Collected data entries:

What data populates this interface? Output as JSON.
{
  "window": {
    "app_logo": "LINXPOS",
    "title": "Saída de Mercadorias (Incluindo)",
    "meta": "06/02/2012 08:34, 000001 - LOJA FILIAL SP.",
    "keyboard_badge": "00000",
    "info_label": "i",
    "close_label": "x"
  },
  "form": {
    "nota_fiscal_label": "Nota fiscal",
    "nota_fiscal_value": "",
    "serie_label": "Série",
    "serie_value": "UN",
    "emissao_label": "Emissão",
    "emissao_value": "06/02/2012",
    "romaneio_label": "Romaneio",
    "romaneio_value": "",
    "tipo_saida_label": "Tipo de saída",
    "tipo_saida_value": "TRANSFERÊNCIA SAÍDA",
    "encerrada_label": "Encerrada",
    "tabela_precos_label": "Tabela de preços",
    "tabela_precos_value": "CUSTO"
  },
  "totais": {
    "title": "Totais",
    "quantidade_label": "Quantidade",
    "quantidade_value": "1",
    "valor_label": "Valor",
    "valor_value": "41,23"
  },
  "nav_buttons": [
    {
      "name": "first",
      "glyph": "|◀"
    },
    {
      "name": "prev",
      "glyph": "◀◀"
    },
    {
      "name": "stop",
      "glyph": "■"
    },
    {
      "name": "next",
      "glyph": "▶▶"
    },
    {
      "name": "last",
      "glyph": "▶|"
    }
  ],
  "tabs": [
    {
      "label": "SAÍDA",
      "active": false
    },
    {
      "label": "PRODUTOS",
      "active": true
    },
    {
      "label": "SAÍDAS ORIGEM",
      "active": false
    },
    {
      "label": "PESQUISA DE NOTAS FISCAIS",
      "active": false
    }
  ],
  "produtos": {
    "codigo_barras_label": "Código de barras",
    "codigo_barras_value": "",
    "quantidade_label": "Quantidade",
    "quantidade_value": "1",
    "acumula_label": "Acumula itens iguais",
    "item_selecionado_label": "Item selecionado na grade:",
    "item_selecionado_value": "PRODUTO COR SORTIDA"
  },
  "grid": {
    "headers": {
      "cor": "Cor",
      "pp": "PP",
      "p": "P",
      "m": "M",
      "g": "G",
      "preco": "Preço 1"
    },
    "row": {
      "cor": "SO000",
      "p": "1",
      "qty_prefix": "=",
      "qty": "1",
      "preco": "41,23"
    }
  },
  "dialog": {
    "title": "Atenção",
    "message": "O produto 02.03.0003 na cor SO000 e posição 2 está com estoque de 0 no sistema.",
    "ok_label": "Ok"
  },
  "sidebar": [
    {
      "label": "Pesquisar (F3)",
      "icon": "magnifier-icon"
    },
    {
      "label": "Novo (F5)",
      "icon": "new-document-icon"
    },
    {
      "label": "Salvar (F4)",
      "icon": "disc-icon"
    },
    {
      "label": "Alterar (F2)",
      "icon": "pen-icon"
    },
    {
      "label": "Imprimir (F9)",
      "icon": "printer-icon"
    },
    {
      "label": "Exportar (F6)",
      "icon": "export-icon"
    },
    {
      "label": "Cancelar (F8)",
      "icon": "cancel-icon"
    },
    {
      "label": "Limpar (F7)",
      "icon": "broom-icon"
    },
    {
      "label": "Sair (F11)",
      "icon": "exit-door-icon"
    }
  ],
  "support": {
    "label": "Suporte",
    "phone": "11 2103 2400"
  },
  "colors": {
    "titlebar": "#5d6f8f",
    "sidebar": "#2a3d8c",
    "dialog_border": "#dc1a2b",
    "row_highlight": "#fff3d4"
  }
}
==
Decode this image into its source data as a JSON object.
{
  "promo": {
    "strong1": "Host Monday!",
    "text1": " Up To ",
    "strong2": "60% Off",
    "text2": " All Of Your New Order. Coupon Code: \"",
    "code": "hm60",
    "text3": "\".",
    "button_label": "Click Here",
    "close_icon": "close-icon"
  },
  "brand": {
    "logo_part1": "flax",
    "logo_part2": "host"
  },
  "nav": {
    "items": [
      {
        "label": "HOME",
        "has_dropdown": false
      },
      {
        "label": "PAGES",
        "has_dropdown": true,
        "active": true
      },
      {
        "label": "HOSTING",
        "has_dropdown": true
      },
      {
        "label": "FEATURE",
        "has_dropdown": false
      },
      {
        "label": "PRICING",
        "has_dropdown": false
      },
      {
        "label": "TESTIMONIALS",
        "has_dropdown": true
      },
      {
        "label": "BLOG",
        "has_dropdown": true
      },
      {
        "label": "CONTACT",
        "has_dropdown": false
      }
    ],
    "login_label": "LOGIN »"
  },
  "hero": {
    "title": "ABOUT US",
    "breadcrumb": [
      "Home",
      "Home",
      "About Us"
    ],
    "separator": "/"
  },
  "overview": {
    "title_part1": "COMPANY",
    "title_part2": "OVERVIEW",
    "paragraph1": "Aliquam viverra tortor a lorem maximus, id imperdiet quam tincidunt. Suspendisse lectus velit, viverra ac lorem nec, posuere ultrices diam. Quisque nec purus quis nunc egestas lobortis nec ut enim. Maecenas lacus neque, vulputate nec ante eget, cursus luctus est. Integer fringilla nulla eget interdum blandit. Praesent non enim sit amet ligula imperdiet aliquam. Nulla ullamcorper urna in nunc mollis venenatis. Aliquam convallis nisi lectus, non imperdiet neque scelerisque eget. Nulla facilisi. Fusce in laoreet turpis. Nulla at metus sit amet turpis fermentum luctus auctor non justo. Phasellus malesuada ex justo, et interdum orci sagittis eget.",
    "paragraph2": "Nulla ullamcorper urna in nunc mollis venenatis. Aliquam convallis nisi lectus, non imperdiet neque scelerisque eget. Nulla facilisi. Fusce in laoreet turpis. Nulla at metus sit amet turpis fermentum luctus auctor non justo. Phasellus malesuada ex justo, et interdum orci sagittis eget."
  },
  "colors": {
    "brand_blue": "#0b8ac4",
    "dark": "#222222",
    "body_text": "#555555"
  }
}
==
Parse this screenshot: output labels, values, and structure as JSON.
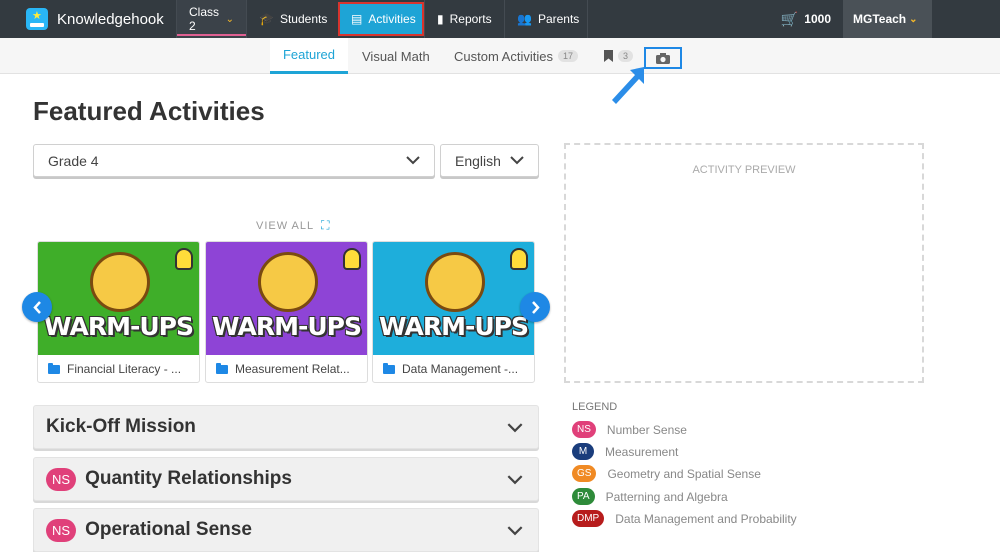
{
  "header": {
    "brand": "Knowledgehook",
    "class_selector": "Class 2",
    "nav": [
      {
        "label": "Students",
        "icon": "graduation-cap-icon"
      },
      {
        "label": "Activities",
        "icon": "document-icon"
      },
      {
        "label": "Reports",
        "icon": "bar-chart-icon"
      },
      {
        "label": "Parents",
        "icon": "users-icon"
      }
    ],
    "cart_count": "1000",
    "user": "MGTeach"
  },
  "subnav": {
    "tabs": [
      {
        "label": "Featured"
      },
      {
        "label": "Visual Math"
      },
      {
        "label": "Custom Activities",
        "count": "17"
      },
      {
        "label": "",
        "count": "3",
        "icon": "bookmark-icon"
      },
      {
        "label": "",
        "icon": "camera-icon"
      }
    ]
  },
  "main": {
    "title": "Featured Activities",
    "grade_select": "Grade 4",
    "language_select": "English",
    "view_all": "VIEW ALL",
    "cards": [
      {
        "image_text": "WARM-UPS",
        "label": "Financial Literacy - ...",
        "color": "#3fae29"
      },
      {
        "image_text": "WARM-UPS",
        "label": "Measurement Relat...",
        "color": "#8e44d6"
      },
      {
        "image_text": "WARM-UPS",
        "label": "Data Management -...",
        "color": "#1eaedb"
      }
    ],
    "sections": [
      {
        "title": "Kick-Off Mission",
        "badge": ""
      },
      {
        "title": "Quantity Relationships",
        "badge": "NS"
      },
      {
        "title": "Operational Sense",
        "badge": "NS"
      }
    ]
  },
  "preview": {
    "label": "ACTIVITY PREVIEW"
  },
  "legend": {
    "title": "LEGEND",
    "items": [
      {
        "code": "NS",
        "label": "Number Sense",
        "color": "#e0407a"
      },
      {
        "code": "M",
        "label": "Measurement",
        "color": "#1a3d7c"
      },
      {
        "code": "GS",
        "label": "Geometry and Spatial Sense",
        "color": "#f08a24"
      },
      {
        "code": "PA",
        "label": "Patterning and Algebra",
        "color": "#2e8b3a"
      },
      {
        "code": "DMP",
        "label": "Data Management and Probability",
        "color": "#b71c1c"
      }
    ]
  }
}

TASK BRIEF:
Say how many lines include the word "JSON"; reply with the number alone.

FULL OUTPUT:
3